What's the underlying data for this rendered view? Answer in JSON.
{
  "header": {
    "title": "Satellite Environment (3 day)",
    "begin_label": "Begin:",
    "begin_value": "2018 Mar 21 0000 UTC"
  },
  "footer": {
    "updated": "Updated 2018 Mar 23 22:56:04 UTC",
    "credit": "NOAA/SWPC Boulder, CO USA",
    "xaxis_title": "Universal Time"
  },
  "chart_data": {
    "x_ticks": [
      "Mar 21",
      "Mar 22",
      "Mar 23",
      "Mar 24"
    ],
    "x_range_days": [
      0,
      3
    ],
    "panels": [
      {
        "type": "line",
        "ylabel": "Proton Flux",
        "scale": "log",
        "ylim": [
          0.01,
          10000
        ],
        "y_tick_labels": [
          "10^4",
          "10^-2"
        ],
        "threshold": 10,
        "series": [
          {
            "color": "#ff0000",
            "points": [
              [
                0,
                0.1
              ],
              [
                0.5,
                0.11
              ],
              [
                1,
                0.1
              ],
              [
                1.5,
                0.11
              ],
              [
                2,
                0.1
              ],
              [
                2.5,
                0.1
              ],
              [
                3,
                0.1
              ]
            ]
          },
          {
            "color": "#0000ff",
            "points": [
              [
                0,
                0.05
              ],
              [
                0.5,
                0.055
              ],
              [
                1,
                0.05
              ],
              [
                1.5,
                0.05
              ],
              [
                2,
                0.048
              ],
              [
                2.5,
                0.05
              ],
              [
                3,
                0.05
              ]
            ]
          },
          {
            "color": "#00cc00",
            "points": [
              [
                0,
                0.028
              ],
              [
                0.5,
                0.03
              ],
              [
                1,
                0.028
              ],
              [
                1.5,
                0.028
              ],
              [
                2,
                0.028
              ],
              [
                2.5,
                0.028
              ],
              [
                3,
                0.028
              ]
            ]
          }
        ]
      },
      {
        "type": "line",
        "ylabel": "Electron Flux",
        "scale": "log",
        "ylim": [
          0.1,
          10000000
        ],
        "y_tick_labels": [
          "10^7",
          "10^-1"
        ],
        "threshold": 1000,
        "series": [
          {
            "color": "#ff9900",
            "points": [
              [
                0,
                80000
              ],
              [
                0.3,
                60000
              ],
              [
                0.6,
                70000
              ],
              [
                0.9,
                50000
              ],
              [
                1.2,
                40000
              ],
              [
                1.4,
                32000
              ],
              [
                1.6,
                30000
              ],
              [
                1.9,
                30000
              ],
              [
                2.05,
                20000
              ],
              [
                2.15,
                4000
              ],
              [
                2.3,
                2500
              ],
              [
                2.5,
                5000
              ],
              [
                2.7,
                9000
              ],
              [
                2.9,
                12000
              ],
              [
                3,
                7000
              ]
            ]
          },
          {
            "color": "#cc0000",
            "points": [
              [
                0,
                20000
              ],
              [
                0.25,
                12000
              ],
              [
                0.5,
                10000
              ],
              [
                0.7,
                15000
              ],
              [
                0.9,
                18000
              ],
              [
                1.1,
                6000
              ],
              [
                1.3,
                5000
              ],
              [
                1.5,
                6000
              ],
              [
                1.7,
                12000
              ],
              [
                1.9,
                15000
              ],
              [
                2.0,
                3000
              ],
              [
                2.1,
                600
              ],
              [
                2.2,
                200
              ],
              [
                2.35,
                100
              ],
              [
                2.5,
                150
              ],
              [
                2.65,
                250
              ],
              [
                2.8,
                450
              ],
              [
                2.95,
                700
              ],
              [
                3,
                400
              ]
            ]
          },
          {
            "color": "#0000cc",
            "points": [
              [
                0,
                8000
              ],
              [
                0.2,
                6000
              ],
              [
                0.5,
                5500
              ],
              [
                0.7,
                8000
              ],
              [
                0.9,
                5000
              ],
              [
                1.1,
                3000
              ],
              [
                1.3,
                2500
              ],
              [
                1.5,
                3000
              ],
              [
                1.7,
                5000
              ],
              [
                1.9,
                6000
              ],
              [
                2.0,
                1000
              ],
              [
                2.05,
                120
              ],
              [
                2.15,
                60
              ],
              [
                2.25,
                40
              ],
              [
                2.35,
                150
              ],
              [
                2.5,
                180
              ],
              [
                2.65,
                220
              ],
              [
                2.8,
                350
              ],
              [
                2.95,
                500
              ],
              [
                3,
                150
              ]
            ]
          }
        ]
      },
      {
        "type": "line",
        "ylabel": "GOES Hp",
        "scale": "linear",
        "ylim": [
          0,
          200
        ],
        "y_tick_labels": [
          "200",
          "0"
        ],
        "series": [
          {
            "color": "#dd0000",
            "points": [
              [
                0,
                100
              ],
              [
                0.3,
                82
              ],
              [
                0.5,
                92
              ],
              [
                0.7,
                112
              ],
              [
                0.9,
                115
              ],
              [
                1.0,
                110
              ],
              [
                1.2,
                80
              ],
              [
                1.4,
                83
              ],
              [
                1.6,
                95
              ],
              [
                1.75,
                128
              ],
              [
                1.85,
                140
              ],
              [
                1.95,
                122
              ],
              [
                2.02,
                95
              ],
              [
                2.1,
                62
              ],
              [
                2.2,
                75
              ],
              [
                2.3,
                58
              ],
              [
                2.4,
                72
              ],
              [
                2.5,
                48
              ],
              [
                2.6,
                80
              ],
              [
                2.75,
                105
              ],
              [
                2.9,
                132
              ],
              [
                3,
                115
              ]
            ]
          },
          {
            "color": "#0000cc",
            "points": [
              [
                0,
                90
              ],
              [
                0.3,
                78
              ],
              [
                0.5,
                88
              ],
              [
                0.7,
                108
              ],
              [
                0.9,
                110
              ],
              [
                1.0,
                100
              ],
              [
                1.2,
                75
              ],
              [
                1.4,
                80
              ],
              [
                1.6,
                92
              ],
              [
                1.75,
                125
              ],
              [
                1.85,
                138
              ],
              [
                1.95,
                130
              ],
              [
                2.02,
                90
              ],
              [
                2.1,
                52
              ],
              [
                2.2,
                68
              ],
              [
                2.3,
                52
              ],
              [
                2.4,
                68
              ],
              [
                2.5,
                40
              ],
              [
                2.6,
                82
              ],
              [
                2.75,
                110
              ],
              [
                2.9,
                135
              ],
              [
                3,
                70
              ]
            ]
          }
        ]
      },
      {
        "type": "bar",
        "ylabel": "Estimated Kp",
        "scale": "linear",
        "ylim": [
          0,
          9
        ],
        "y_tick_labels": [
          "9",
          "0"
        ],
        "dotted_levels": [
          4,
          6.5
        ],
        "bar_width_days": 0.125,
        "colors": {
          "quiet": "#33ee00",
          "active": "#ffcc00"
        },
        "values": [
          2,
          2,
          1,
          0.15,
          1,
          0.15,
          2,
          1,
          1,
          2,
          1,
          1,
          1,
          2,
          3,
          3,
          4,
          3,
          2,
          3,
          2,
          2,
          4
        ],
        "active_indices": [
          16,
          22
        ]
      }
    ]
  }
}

────────────────────

YOUR GOAL. Reproduce the records word for word.

EXERCISE RESULT.
What's the underlying data for this rendered view? Answer in JSON.
{
  "header": {
    "title": "Satellite Environment (3 day)",
    "begin_label": "Begin:",
    "begin_value": "2018 Mar 21 0000 UTC"
  },
  "footer": {
    "updated": "Updated 2018 Mar 23 22:56:04 UTC",
    "credit": "NOAA/SWPC Boulder, CO USA",
    "xaxis_title": "Universal Time"
  },
  "chart_data": {
    "x_ticks": [
      "Mar 21",
      "Mar 22",
      "Mar 23",
      "Mar 24"
    ],
    "x_range_days": [
      0,
      3
    ],
    "panels": [
      {
        "type": "line",
        "ylabel": "Proton Flux",
        "scale": "log",
        "ylim": [
          0.01,
          10000
        ],
        "y_tick_labels": [
          "10^4",
          "10^-2"
        ],
        "threshold": 10,
        "series": [
          {
            "color": "#ff0000",
            "points": [
              [
                0,
                0.1
              ],
              [
                0.5,
                0.11
              ],
              [
                1,
                0.1
              ],
              [
                1.5,
                0.11
              ],
              [
                2,
                0.1
              ],
              [
                2.5,
                0.1
              ],
              [
                3,
                0.1
              ]
            ]
          },
          {
            "color": "#0000ff",
            "points": [
              [
                0,
                0.05
              ],
              [
                0.5,
                0.055
              ],
              [
                1,
                0.05
              ],
              [
                1.5,
                0.05
              ],
              [
                2,
                0.048
              ],
              [
                2.5,
                0.05
              ],
              [
                3,
                0.05
              ]
            ]
          },
          {
            "color": "#00cc00",
            "points": [
              [
                0,
                0.028
              ],
              [
                0.5,
                0.03
              ],
              [
                1,
                0.028
              ],
              [
                1.5,
                0.028
              ],
              [
                2,
                0.028
              ],
              [
                2.5,
                0.028
              ],
              [
                3,
                0.028
              ]
            ]
          }
        ]
      },
      {
        "type": "line",
        "ylabel": "Electron Flux",
        "scale": "log",
        "ylim": [
          0.1,
          10000000
        ],
        "y_tick_labels": [
          "10^7",
          "10^-1"
        ],
        "threshold": 1000,
        "series": [
          {
            "color": "#ff9900",
            "points": [
              [
                0,
                80000
              ],
              [
                0.3,
                60000
              ],
              [
                0.6,
                70000
              ],
              [
                0.9,
                50000
              ],
              [
                1.2,
                40000
              ],
              [
                1.4,
                32000
              ],
              [
                1.6,
                30000
              ],
              [
                1.9,
                30000
              ],
              [
                2.05,
                20000
              ],
              [
                2.15,
                4000
              ],
              [
                2.3,
                2500
              ],
              [
                2.5,
                5000
              ],
              [
                2.7,
                9000
              ],
              [
                2.9,
                12000
              ],
              [
                3,
                7000
              ]
            ]
          },
          {
            "color": "#cc0000",
            "points": [
              [
                0,
                20000
              ],
              [
                0.25,
                12000
              ],
              [
                0.5,
                10000
              ],
              [
                0.7,
                15000
              ],
              [
                0.9,
                18000
              ],
              [
                1.1,
                6000
              ],
              [
                1.3,
                5000
              ],
              [
                1.5,
                6000
              ],
              [
                1.7,
                12000
              ],
              [
                1.9,
                15000
              ],
              [
                2.0,
                3000
              ],
              [
                2.1,
                600
              ],
              [
                2.2,
                200
              ],
              [
                2.35,
                100
              ],
              [
                2.5,
                150
              ],
              [
                2.65,
                250
              ],
              [
                2.8,
                450
              ],
              [
                2.95,
                700
              ],
              [
                3,
                400
              ]
            ]
          },
          {
            "color": "#0000cc",
            "points": [
              [
                0,
                8000
              ],
              [
                0.2,
                6000
              ],
              [
                0.5,
                5500
              ],
              [
                0.7,
                8000
              ],
              [
                0.9,
                5000
              ],
              [
                1.1,
                3000
              ],
              [
                1.3,
                2500
              ],
              [
                1.5,
                3000
              ],
              [
                1.7,
                5000
              ],
              [
                1.9,
                6000
              ],
              [
                2.0,
                1000
              ],
              [
                2.05,
                120
              ],
              [
                2.15,
                60
              ],
              [
                2.25,
                40
              ],
              [
                2.35,
                150
              ],
              [
                2.5,
                180
              ],
              [
                2.65,
                220
              ],
              [
                2.8,
                350
              ],
              [
                2.95,
                500
              ],
              [
                3,
                150
              ]
            ]
          }
        ]
      },
      {
        "type": "line",
        "ylabel": "GOES Hp",
        "scale": "linear",
        "ylim": [
          0,
          200
        ],
        "y_tick_labels": [
          "200",
          "0"
        ],
        "series": [
          {
            "color": "#dd0000",
            "points": [
              [
                0,
                100
              ],
              [
                0.3,
                82
              ],
              [
                0.5,
                92
              ],
              [
                0.7,
                112
              ],
              [
                0.9,
                115
              ],
              [
                1.0,
                110
              ],
              [
                1.2,
                80
              ],
              [
                1.4,
                83
              ],
              [
                1.6,
                95
              ],
              [
                1.75,
                128
              ],
              [
                1.85,
                140
              ],
              [
                1.95,
                122
              ],
              [
                2.02,
                95
              ],
              [
                2.1,
                62
              ],
              [
                2.2,
                75
              ],
              [
                2.3,
                58
              ],
              [
                2.4,
                72
              ],
              [
                2.5,
                48
              ],
              [
                2.6,
                80
              ],
              [
                2.75,
                105
              ],
              [
                2.9,
                132
              ],
              [
                3,
                115
              ]
            ]
          },
          {
            "color": "#0000cc",
            "points": [
              [
                0,
                90
              ],
              [
                0.3,
                78
              ],
              [
                0.5,
                88
              ],
              [
                0.7,
                108
              ],
              [
                0.9,
                110
              ],
              [
                1.0,
                100
              ],
              [
                1.2,
                75
              ],
              [
                1.4,
                80
              ],
              [
                1.6,
                92
              ],
              [
                1.75,
                125
              ],
              [
                1.85,
                138
              ],
              [
                1.95,
                130
              ],
              [
                2.02,
                90
              ],
              [
                2.1,
                52
              ],
              [
                2.2,
                68
              ],
              [
                2.3,
                52
              ],
              [
                2.4,
                68
              ],
              [
                2.5,
                40
              ],
              [
                2.6,
                82
              ],
              [
                2.75,
                110
              ],
              [
                2.9,
                135
              ],
              [
                3,
                70
              ]
            ]
          }
        ]
      },
      {
        "type": "bar",
        "ylabel": "Estimated Kp",
        "scale": "linear",
        "ylim": [
          0,
          9
        ],
        "y_tick_labels": [
          "9",
          "0"
        ],
        "dotted_levels": [
          4,
          6.5
        ],
        "bar_width_days": 0.125,
        "colors": {
          "quiet": "#33ee00",
          "active": "#ffcc00"
        },
        "values": [
          2,
          2,
          1,
          0.15,
          1,
          0.15,
          2,
          1,
          1,
          2,
          1,
          1,
          1,
          2,
          3,
          3,
          4,
          3,
          2,
          3,
          2,
          2,
          4
        ],
        "active_indices": [
          16,
          22
        ]
      }
    ]
  }
}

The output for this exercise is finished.